* Goal
Find all lines in the listing that include the word "callout", then copy them.

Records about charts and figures
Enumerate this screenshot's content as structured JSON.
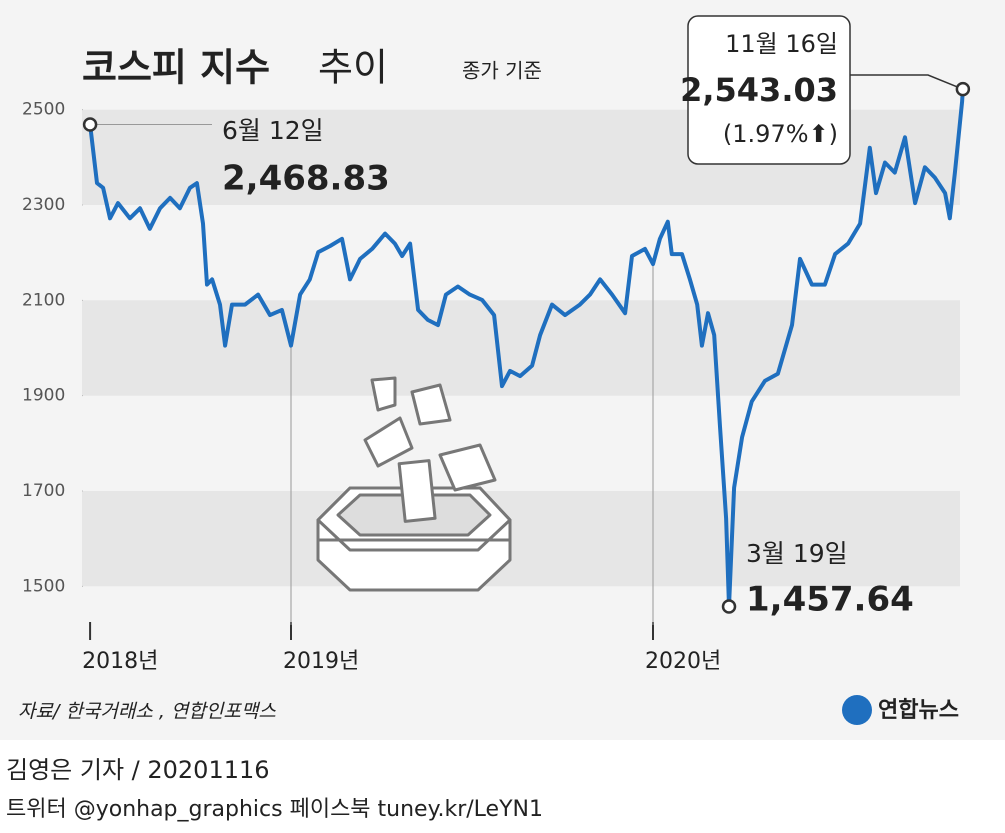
{
  "chart_data": {
    "type": "line",
    "title": "코스피 지수",
    "title_suffix": "추이",
    "subtitle": "종가 기준",
    "x": [
      2018.445,
      2018.464,
      2018.481,
      2018.5,
      2018.522,
      2018.555,
      2018.583,
      2018.61,
      2018.638,
      2018.666,
      2018.693,
      2018.721,
      2018.74,
      2018.757,
      2018.768,
      2018.782,
      2018.804,
      2018.818,
      2018.837,
      2018.873,
      2018.909,
      2018.942,
      2018.975,
      2019.0,
      2019.025,
      2019.052,
      2019.075,
      2019.108,
      2019.141,
      2019.163,
      2019.191,
      2019.224,
      2019.26,
      2019.287,
      2019.307,
      2019.329,
      2019.351,
      2019.378,
      2019.406,
      2019.428,
      2019.461,
      2019.494,
      2019.528,
      2019.561,
      2019.583,
      2019.605,
      2019.633,
      2019.666,
      2019.688,
      2019.721,
      2019.757,
      2019.798,
      2019.826,
      2019.854,
      2019.887,
      2019.923,
      2019.942,
      2019.978,
      2020.0,
      2020.019,
      2020.041,
      2020.052,
      2020.08,
      2020.102,
      2020.122,
      2020.135,
      2020.152,
      2020.169,
      2020.185,
      2020.202,
      2020.21,
      2020.224,
      2020.246,
      2020.273,
      2020.309,
      2020.345,
      2020.384,
      2020.406,
      2020.439,
      2020.475,
      2020.503,
      2020.539,
      2020.572,
      2020.599,
      2020.616,
      2020.641,
      2020.668,
      2020.696,
      2020.724,
      2020.751,
      2020.779,
      2020.807,
      2020.82,
      2020.834,
      2020.854,
      2020.856
    ],
    "values": [
      2468.83,
      2346,
      2336,
      2272,
      2304,
      2272,
      2293,
      2250,
      2293,
      2315,
      2293,
      2336,
      2346,
      2261,
      2133,
      2144,
      2091,
      2005,
      2091,
      2091,
      2112,
      2069,
      2080,
      2005,
      2112,
      2144,
      2201,
      2214,
      2229,
      2144,
      2187,
      2208,
      2240,
      2219,
      2193,
      2219,
      2080,
      2059,
      2048,
      2112,
      2129,
      2112,
      2101,
      2069,
      1920,
      1952,
      1941,
      1963,
      2027,
      2091,
      2069,
      2091,
      2112,
      2144,
      2112,
      2073,
      2193,
      2208,
      2176,
      2229,
      2265,
      2197,
      2197,
      2144,
      2091,
      2005,
      2073,
      2027,
      1835,
      1643,
      1457.64,
      1707,
      1813,
      1888,
      1931,
      1946,
      2048,
      2187,
      2133,
      2133,
      2197,
      2219,
      2261,
      2420,
      2325,
      2389,
      2368,
      2442,
      2304,
      2379,
      2357,
      2325,
      2272,
      2368,
      2517,
      2543.03
    ],
    "color": "#1f6fbf",
    "xlim": [
      2018.4,
      2020.92
    ],
    "xticks": [
      {
        "value": 2018.445,
        "label": "2018년"
      },
      {
        "value": 2019,
        "label": "2019년"
      },
      {
        "value": 2020,
        "label": "2020년"
      }
    ],
    "ylim": [
      1400,
      2600
    ],
    "yticks": [
      1500,
      1700,
      1900,
      2100,
      2300,
      2500
    ],
    "bands": true,
    "annotations": [
      {
        "date": "6월 12일",
        "label": "2,468.83"
      },
      {
        "date": "3월 19일",
        "label": "1,457.64"
      },
      {
        "date": "11월 16일",
        "label": "2,543.03",
        "change": "(1.97%⬆)"
      }
    ],
    "source": "자료/ 한국거래소 , 연합인포맥스",
    "logo": "연합뉴스"
  },
  "footer": {
    "byline": "김영은 기자 / 20201116",
    "social": "트위터 @yonhap_graphics  페이스북 tuney.kr/LeYN1"
  }
}
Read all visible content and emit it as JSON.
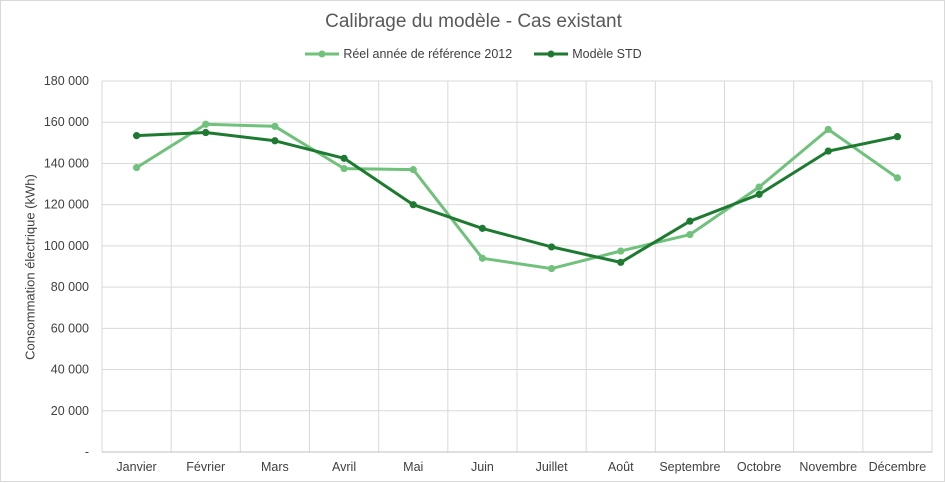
{
  "chart_data": {
    "type": "line",
    "title": "Calibrage du modèle - Cas existant",
    "xlabel": "",
    "ylabel": "Consommation électrique (kWh)",
    "categories": [
      "Janvier",
      "Février",
      "Mars",
      "Avril",
      "Mai",
      "Juin",
      "Juillet",
      "Août",
      "Septembre",
      "Octobre",
      "Novembre",
      "Décembre"
    ],
    "ylim": [
      0,
      180000
    ],
    "yticks": [
      0,
      20000,
      40000,
      60000,
      80000,
      100000,
      120000,
      140000,
      160000,
      180000
    ],
    "ytick_labels": [
      "-",
      "20 000",
      "40 000",
      "60 000",
      "80 000",
      "100 000",
      "120 000",
      "140 000",
      "160 000",
      "180 000"
    ],
    "grid": true,
    "legend_position": "top",
    "series": [
      {
        "name": "Réel année de référence 2012",
        "color": "#70c17c",
        "values": [
          138000,
          159000,
          158000,
          137500,
          137000,
          94000,
          89000,
          97500,
          105500,
          128500,
          156500,
          133000
        ]
      },
      {
        "name": "Modèle STD",
        "color": "#1e7a30",
        "values": [
          153500,
          155000,
          151000,
          142500,
          120000,
          108500,
          99500,
          92000,
          112000,
          125000,
          146000,
          153000
        ]
      }
    ]
  }
}
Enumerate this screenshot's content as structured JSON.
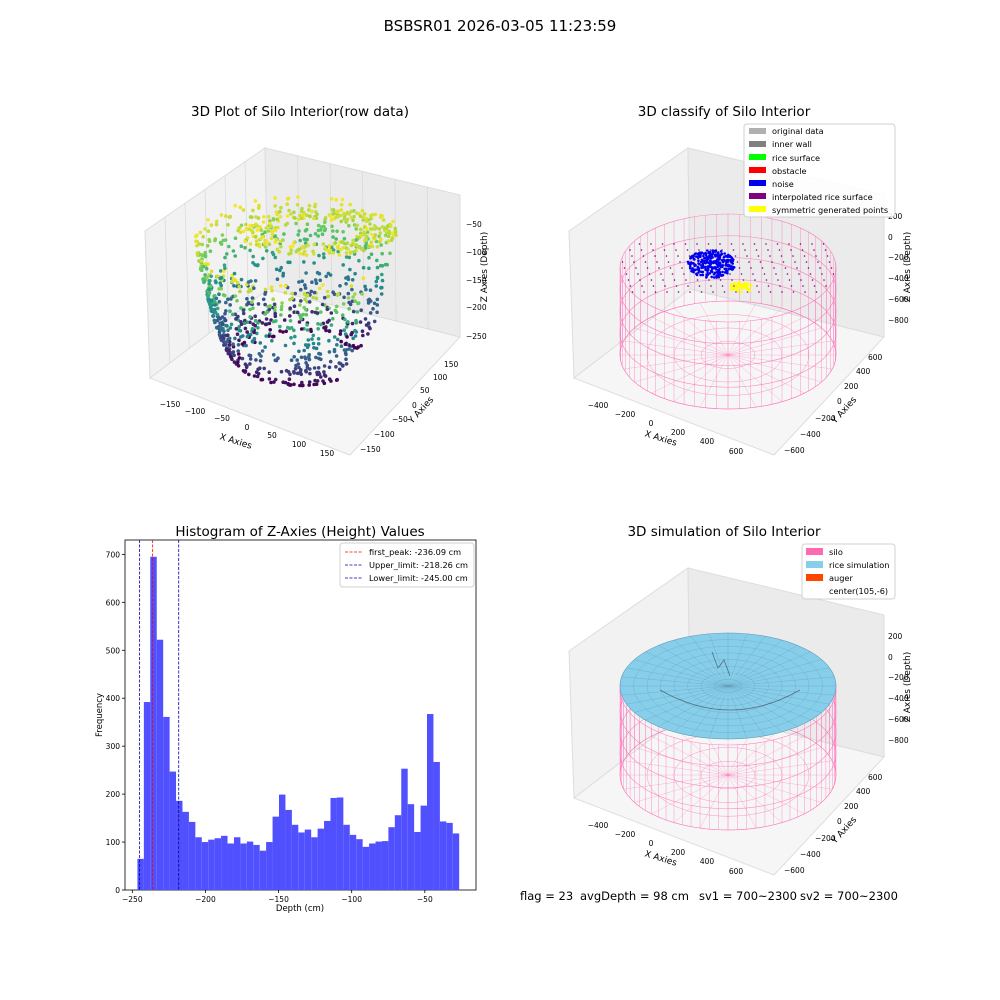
{
  "figure": {
    "suptitle": "BSBSR01 2026-03-05 11:23:59",
    "footer": {
      "flag": "flag = 23",
      "avg_depth": "avgDepth = 98 cm",
      "sv1": "sv1 = 700~2300",
      "sv2": "sv2 = 700~2300"
    }
  },
  "colors": {
    "hist_bar": "#5050ff",
    "first_peak": "#ff0000",
    "limits": "#0000aa",
    "silo": "#ff69b4",
    "rice_simulation": "#87ceeb",
    "auger": "#ff4500",
    "noise": "#0000ee",
    "symmetric": "#ffff00",
    "interpolated": "#800080",
    "inner_wall": "#808080",
    "original": "#b0b0b0",
    "rice_surface": "#00ff00",
    "obstacle": "#ff0000"
  },
  "chart_data": [
    {
      "type": "scatter",
      "projection": "3d",
      "title": "3D Plot of Silo Interior(row data)",
      "xlabel": "X Axies",
      "ylabel": "Y Axies",
      "zlabel": "Z Axies (Depth)",
      "xticks": [
        "−150",
        "−100",
        "−50",
        "0",
        "50",
        "100",
        "150"
      ],
      "yticks": [
        "−150",
        "−100",
        "−50",
        "0",
        "50",
        "100",
        "150"
      ],
      "zticks": [
        "−250",
        "−200",
        "−150",
        "−100",
        "−50"
      ],
      "xlim": [
        -175,
        175
      ],
      "ylim": [
        -175,
        175
      ],
      "zlim": [
        -275,
        -25
      ],
      "colormap": "viridis",
      "grid": true
    },
    {
      "type": "scatter",
      "projection": "3d",
      "title": "3D classify of Silo Interior",
      "xlabel": "X Axies",
      "ylabel": "Y Axies",
      "zlabel": "Z Axies (Depth)",
      "xticks": [
        "−400",
        "−200",
        "0",
        "200",
        "400",
        "600"
      ],
      "yticks": [
        "−600",
        "−400",
        "−200",
        "0",
        "200",
        "400",
        "600"
      ],
      "zticks": [
        "−800",
        "−600",
        "−400",
        "−200",
        "0",
        "200"
      ],
      "legend": [
        "original data",
        "inner wall",
        "rice surface",
        "obstacle",
        "noise",
        "interpolated rice surface",
        "symmetric generated points"
      ],
      "legend_loc": "top-right",
      "grid": true
    },
    {
      "type": "bar",
      "title": "Histogram of Z-Axies (Height) Values",
      "xlabel": "Depth (cm)",
      "ylabel": "Frequency",
      "xlim": [
        -255,
        -15
      ],
      "ylim": [
        0,
        730
      ],
      "xticks": [
        -250,
        -200,
        -150,
        -100,
        -50
      ],
      "xtick_labels": [
        "−250",
        "−200",
        "−150",
        "−100",
        "−50"
      ],
      "yticks": [
        0,
        100,
        200,
        300,
        400,
        500,
        600,
        700
      ],
      "bin_start": -246.5,
      "bin_width": 4.4,
      "values": [
        65,
        392,
        695,
        522,
        361,
        247,
        186,
        163,
        142,
        110,
        100,
        105,
        108,
        113,
        97,
        110,
        97,
        101,
        94,
        82,
        100,
        153,
        199,
        167,
        136,
        120,
        126,
        110,
        128,
        144,
        192,
        193,
        136,
        115,
        106,
        90,
        97,
        101,
        102,
        131,
        156,
        253,
        179,
        121,
        176,
        367,
        267,
        143,
        140,
        118
      ],
      "vlines": [
        {
          "label": "first_peak: -236.09 cm",
          "x": -236.09,
          "color": "#ff0000"
        },
        {
          "label": "Upper_limit: -218.26 cm",
          "x": -218.26,
          "color": "#0000aa"
        },
        {
          "label": "Lower_limit: -245.00 cm",
          "x": -245.0,
          "color": "#0000aa"
        }
      ],
      "legend_loc": "top-right"
    },
    {
      "type": "surface",
      "projection": "3d",
      "title": "3D simulation of Silo Interior",
      "xlabel": "X Axies",
      "ylabel": "Y Axies",
      "zlabel": "Z Axies (Depth)",
      "xticks": [
        "−400",
        "−200",
        "0",
        "200",
        "400",
        "600"
      ],
      "yticks": [
        "−600",
        "−400",
        "−200",
        "0",
        "200",
        "400",
        "600"
      ],
      "zticks": [
        "−800",
        "−600",
        "−400",
        "−200",
        "0",
        "200"
      ],
      "legend": [
        "silo",
        "rice simulation",
        "auger",
        "center(105,-6)"
      ],
      "legend_loc": "top-right",
      "grid": true
    }
  ]
}
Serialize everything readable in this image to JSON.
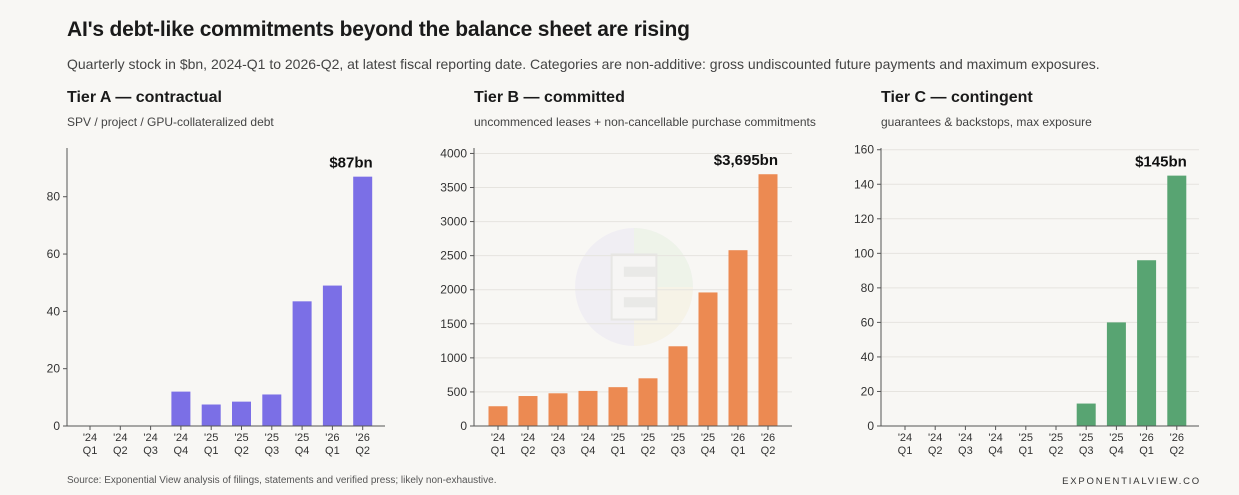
{
  "title": "AI's debt-like commitments beyond the balance sheet are rising",
  "subtitle": "Quarterly stock in $bn, 2024-Q1 to 2026-Q2, at latest fiscal reporting date. Categories are non-additive: gross undiscounted future payments and maximum exposures.",
  "source": "Source: Exponential View analysis of filings, statements and verified press; likely non-exhaustive.",
  "brand": "EXPONENTIALVIEW.CO",
  "chart_data": [
    {
      "type": "bar",
      "title": "Tier A — contractual",
      "subtitle": "SPV / project / GPU-collateralized debt",
      "color": "#7b6fe6",
      "callout": "$87bn",
      "categories": [
        [
          "'24",
          "Q1"
        ],
        [
          "'24",
          "Q2"
        ],
        [
          "'24",
          "Q3"
        ],
        [
          "'24",
          "Q4"
        ],
        [
          "'25",
          "Q1"
        ],
        [
          "'25",
          "Q2"
        ],
        [
          "'25",
          "Q3"
        ],
        [
          "'25",
          "Q4"
        ],
        [
          "'26",
          "Q1"
        ],
        [
          "'26",
          "Q2"
        ]
      ],
      "values": [
        0,
        0,
        0,
        12,
        7.5,
        8.5,
        11,
        43.5,
        49,
        87
      ],
      "ylim": [
        0,
        97
      ],
      "yticks": [
        "0",
        "20",
        "40",
        "60",
        "80"
      ],
      "grid": false
    },
    {
      "type": "bar",
      "title": "Tier B — committed",
      "subtitle": "uncommenced leases + non-cancellable purchase commitments",
      "color": "#ec8a52",
      "callout": "$3,695bn",
      "categories": [
        [
          "'24",
          "Q1"
        ],
        [
          "'24",
          "Q2"
        ],
        [
          "'24",
          "Q3"
        ],
        [
          "'24",
          "Q4"
        ],
        [
          "'25",
          "Q1"
        ],
        [
          "'25",
          "Q2"
        ],
        [
          "'25",
          "Q3"
        ],
        [
          "'25",
          "Q4"
        ],
        [
          "'26",
          "Q1"
        ],
        [
          "'26",
          "Q2"
        ]
      ],
      "values": [
        290,
        440,
        480,
        515,
        570,
        700,
        1170,
        1960,
        2580,
        3695
      ],
      "ylim": [
        0,
        4080
      ],
      "yticks": [
        "0",
        "500",
        "1000",
        "1500",
        "2000",
        "2500",
        "3000",
        "3500",
        "4000"
      ],
      "grid": true
    },
    {
      "type": "bar",
      "title": "Tier C — contingent",
      "subtitle": "guarantees & backstops, max exposure",
      "color": "#58a472",
      "callout": "$145bn",
      "categories": [
        [
          "'24",
          "Q1"
        ],
        [
          "'24",
          "Q2"
        ],
        [
          "'24",
          "Q3"
        ],
        [
          "'24",
          "Q4"
        ],
        [
          "'25",
          "Q1"
        ],
        [
          "'25",
          "Q2"
        ],
        [
          "'25",
          "Q3"
        ],
        [
          "'25",
          "Q4"
        ],
        [
          "'26",
          "Q1"
        ],
        [
          "'26",
          "Q2"
        ]
      ],
      "values": [
        0,
        0,
        0,
        0,
        0,
        0,
        13,
        60,
        96,
        145
      ],
      "ylim": [
        0,
        161
      ],
      "yticks": [
        "0",
        "20",
        "40",
        "60",
        "80",
        "100",
        "120",
        "140",
        "160"
      ],
      "grid": true
    }
  ]
}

* Result of the exercise
      "callout": "$87bn",
      "callout": "$3,695bn",
      "callout": "$145bn",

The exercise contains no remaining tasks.